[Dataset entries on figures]
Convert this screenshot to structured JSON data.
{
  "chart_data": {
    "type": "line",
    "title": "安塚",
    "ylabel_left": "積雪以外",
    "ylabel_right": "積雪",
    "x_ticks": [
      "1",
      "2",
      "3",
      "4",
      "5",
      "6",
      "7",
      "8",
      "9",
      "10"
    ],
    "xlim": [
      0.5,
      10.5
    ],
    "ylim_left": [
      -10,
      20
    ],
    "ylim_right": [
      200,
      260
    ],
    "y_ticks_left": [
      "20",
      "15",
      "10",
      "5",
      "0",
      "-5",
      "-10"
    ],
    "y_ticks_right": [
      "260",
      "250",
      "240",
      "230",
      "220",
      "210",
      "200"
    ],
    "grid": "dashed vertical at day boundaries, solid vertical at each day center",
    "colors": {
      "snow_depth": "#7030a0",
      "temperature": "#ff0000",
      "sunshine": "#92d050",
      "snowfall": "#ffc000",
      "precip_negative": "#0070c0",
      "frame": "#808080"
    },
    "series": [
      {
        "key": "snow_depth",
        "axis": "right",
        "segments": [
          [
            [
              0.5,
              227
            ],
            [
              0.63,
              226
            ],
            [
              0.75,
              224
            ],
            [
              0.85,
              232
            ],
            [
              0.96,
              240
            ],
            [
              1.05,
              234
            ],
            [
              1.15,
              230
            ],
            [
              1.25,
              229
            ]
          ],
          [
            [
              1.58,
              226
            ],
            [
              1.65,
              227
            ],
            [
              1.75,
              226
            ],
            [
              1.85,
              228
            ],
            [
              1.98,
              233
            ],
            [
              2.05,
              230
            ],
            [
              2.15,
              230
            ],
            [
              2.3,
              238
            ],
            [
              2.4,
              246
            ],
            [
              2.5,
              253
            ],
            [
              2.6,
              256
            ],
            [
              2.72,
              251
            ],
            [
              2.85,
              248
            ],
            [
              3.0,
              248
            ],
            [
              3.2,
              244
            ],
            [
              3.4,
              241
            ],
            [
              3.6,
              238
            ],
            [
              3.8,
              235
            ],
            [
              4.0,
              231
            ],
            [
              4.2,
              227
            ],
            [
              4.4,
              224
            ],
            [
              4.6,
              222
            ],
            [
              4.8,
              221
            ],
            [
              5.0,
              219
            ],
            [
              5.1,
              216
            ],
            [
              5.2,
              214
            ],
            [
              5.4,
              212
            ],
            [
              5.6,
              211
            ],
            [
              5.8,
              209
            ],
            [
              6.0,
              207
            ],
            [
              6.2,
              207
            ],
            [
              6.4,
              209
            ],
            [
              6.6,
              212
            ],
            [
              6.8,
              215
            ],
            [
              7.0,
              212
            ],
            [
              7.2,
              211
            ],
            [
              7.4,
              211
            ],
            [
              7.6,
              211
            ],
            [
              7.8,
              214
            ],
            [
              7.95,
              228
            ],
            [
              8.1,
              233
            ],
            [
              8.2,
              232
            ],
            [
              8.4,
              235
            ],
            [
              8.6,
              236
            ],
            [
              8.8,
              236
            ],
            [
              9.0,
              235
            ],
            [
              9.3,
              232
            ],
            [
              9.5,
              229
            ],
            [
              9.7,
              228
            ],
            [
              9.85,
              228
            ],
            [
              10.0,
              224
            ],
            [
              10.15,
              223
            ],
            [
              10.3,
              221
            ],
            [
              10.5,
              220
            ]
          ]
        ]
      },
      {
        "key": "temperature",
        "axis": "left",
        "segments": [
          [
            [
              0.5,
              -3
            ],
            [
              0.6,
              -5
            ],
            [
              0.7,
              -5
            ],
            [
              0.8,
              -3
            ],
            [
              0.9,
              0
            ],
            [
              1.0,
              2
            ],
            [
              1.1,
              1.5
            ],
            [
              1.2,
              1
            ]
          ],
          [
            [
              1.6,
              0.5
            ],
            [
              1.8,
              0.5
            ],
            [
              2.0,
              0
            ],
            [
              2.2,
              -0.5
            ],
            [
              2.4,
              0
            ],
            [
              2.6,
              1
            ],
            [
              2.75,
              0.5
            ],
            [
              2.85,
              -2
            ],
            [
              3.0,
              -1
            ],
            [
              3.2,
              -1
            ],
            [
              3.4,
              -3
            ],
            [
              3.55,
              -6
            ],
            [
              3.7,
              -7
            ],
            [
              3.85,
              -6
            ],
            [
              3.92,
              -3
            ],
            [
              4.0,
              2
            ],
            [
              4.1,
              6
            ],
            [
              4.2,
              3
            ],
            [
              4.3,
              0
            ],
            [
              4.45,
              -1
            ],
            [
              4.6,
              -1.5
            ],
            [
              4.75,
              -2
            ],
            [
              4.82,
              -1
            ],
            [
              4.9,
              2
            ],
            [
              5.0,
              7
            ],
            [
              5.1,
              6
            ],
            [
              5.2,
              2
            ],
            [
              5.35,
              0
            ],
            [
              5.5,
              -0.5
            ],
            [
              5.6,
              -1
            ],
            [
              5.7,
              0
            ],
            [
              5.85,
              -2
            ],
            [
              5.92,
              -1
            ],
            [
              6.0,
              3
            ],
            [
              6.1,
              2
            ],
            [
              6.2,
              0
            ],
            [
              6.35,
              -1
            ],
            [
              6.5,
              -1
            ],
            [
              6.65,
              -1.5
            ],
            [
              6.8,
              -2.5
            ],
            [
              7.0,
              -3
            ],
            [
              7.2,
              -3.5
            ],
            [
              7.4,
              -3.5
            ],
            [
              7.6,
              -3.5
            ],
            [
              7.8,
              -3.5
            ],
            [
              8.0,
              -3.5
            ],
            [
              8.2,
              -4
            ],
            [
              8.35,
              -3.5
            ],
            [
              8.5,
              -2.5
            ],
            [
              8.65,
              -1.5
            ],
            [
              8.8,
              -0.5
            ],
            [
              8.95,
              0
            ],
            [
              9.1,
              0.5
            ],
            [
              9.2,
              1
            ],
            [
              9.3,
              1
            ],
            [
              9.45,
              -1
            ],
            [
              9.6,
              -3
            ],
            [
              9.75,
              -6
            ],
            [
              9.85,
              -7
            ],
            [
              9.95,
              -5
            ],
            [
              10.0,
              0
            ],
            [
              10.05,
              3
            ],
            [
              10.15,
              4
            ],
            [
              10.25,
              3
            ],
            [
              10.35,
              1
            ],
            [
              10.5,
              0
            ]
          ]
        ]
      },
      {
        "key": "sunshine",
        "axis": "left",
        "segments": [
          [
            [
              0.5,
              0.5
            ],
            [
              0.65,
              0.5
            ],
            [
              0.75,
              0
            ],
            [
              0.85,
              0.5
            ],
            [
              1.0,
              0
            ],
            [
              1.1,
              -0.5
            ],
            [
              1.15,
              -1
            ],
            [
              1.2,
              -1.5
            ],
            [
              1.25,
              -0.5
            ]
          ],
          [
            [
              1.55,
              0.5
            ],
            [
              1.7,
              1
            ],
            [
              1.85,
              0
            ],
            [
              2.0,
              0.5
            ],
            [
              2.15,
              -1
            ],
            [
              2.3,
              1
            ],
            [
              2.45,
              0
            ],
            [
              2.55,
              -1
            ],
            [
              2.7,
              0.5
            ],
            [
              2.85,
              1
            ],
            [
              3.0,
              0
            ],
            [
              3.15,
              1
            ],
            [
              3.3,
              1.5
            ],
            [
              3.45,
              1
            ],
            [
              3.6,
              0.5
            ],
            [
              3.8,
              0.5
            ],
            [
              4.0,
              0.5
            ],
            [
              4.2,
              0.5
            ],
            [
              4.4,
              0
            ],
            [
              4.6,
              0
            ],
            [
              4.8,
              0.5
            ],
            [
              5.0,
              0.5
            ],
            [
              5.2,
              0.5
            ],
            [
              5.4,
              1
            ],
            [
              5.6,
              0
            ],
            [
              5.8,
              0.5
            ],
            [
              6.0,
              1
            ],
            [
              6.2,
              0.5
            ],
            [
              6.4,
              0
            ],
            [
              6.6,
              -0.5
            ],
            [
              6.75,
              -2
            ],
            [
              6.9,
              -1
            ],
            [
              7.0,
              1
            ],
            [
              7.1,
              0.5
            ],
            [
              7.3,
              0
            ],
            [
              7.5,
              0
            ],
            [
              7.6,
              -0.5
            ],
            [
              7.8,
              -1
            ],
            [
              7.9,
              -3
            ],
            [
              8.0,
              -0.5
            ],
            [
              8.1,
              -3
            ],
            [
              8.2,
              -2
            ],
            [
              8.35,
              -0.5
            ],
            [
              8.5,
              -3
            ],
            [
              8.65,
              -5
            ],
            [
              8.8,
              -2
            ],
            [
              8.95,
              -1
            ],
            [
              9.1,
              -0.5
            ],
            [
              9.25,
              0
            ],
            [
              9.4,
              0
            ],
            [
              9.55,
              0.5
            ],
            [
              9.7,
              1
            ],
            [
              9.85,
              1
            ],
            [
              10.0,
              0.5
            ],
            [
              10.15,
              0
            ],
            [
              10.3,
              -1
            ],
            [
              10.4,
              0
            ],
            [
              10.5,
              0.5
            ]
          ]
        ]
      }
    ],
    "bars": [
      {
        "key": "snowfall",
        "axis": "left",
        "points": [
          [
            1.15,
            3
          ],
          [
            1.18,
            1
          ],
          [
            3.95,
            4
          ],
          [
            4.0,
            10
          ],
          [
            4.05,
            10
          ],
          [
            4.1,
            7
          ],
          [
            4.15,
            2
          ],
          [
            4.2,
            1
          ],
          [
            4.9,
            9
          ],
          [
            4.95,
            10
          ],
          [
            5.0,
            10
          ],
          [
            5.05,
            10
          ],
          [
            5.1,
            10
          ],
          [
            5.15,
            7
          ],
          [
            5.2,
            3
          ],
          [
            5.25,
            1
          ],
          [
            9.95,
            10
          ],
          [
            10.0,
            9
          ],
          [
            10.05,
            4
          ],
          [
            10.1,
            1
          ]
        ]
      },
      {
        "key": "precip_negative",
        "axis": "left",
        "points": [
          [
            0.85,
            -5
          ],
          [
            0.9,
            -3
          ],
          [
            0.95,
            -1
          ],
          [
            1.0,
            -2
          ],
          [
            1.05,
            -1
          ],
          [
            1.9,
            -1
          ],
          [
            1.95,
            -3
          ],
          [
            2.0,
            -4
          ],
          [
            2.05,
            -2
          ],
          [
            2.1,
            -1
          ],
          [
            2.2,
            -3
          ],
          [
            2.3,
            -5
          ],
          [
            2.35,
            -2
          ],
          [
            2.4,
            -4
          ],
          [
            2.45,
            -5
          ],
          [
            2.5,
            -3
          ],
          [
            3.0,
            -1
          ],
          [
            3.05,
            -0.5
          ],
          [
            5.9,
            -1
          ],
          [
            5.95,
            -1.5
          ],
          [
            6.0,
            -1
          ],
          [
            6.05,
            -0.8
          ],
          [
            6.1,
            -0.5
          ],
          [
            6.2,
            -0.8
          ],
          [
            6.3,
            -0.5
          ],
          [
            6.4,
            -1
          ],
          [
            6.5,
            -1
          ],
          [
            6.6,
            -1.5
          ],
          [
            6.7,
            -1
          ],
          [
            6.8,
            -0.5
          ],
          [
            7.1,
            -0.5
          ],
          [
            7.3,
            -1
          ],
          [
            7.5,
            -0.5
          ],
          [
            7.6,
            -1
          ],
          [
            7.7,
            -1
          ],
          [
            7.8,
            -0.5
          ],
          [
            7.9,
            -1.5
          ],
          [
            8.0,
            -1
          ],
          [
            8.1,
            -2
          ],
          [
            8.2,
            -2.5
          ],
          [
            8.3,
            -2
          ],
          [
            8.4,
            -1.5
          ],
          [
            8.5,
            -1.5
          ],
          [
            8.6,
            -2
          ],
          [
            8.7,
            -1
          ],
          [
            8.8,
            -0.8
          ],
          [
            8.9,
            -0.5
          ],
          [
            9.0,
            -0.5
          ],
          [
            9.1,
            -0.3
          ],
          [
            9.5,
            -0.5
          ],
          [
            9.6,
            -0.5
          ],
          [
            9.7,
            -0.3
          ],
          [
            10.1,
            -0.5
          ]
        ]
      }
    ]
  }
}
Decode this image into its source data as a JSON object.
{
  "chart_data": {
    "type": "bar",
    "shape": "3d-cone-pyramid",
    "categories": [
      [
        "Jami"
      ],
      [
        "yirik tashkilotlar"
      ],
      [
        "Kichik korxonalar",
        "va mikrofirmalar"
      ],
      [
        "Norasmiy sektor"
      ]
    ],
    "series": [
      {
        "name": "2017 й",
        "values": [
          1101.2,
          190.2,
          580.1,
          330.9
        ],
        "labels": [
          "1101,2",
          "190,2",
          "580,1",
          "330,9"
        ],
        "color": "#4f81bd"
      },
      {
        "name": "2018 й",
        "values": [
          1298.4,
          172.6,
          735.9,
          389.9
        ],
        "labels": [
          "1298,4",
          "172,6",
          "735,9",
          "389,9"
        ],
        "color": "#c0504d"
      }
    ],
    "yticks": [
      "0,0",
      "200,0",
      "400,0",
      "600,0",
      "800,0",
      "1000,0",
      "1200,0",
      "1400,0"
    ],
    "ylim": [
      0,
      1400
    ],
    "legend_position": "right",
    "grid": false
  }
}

Exercise ▸
All lines from the line containing "Decode this image" through the end of the listing above are to be duplicated exactly; include both ends and nothing further.

The response ▸
Decode this image into its source data as a JSON object.
{
  "chart_data": {
    "type": "bar",
    "shape": "3d-cone-pyramid",
    "categories": [
      [
        "Jami"
      ],
      [
        "yirik tashkilotlar"
      ],
      [
        "Kichik korxonalar",
        "va mikrofirmalar"
      ],
      [
        "Norasmiy sektor"
      ]
    ],
    "series": [
      {
        "name": "2017 й",
        "values": [
          1101.2,
          190.2,
          580.1,
          330.9
        ],
        "labels": [
          "1101,2",
          "190,2",
          "580,1",
          "330,9"
        ],
        "color": "#4f81bd"
      },
      {
        "name": "2018 й",
        "values": [
          1298.4,
          172.6,
          735.9,
          389.9
        ],
        "labels": [
          "1298,4",
          "172,6",
          "735,9",
          "389,9"
        ],
        "color": "#c0504d"
      }
    ],
    "yticks": [
      "0,0",
      "200,0",
      "400,0",
      "600,0",
      "800,0",
      "1000,0",
      "1200,0",
      "1400,0"
    ],
    "ylim": [
      0,
      1400
    ],
    "legend_position": "right",
    "grid": false
  }
}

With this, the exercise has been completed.